* **Job**
The entries below contain pictures. Retype everything except those pictures, exactly as given.

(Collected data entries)

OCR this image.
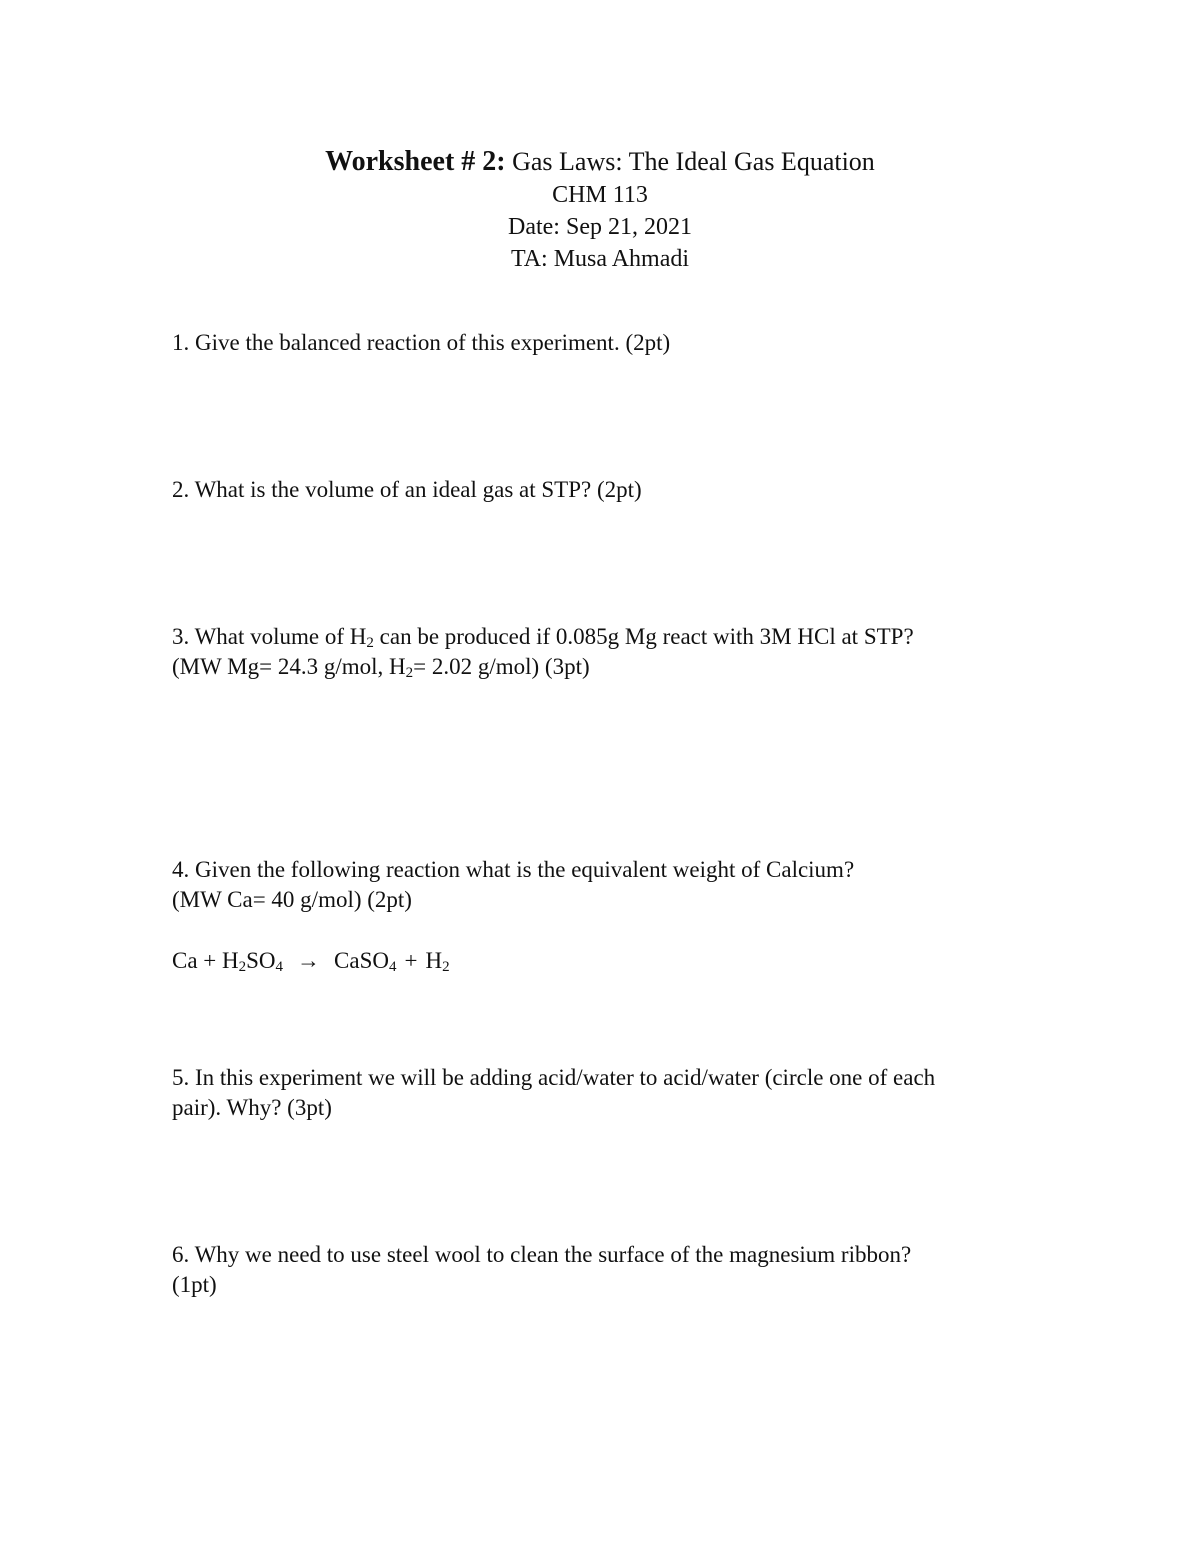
Worksheet # 2: Gas Laws: The Ideal Gas Equation
CHM 113
Date: Sep 21, 2021
TA: Musa Ahmadi

1. Give the balanced reaction of this experiment. (2pt)

2. What is the volume of an ideal gas at STP? (2pt)

3. What volume of $H_2$ can be produced if 0.085g Mg react with 3M HCl at STP?

(MW Mg= 24.3 g/mol, $H_2= 2.02$ g/mol) (3pt)

4. Given the following reaction what is the equivalent weight of Calcium?

(MW Ca= 40 g/mol) (2pt)

$Ca + H_2SO_4$ → CaSO$_4$ + $H_2$

5. In this experiment we will be adding acid/water to acid/water (circle one of each

pair). Why? (3pt)

6. Why we need to use steel wool to clean the surface of the magnesium ribbon?

(1pt)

* **Result of the exercise**
OCR this image.
Worksheet # 2: Gas Laws: The Ideal Gas Equation
CHM 113
Date: Sep 21, 2021
TA: Musa Ahmadi

1. Give the balanced reaction of this experiment. (2pt)

2. What is the volume of an ideal gas at STP? (2pt)

3. What volume of $H_2$ can be produced if 0.085g Mg react with 3M HCl at STP?

(MW Mg= 24.3 g/mol, $H_2= 2.02$ g/mol) (3pt)

4. Given the following reaction what is the equivalent weight of Calcium?

(MW Ca= 40 g/mol) (2pt)

$Ca + H_2SO_4$ → CaSO$_4$ + $H_2$

5. In this experiment we will be adding acid/water to acid/water (circle one of each

pair). Why? (3pt)

6. Why we need to use steel wool to clean the surface of the magnesium ribbon?

(1pt)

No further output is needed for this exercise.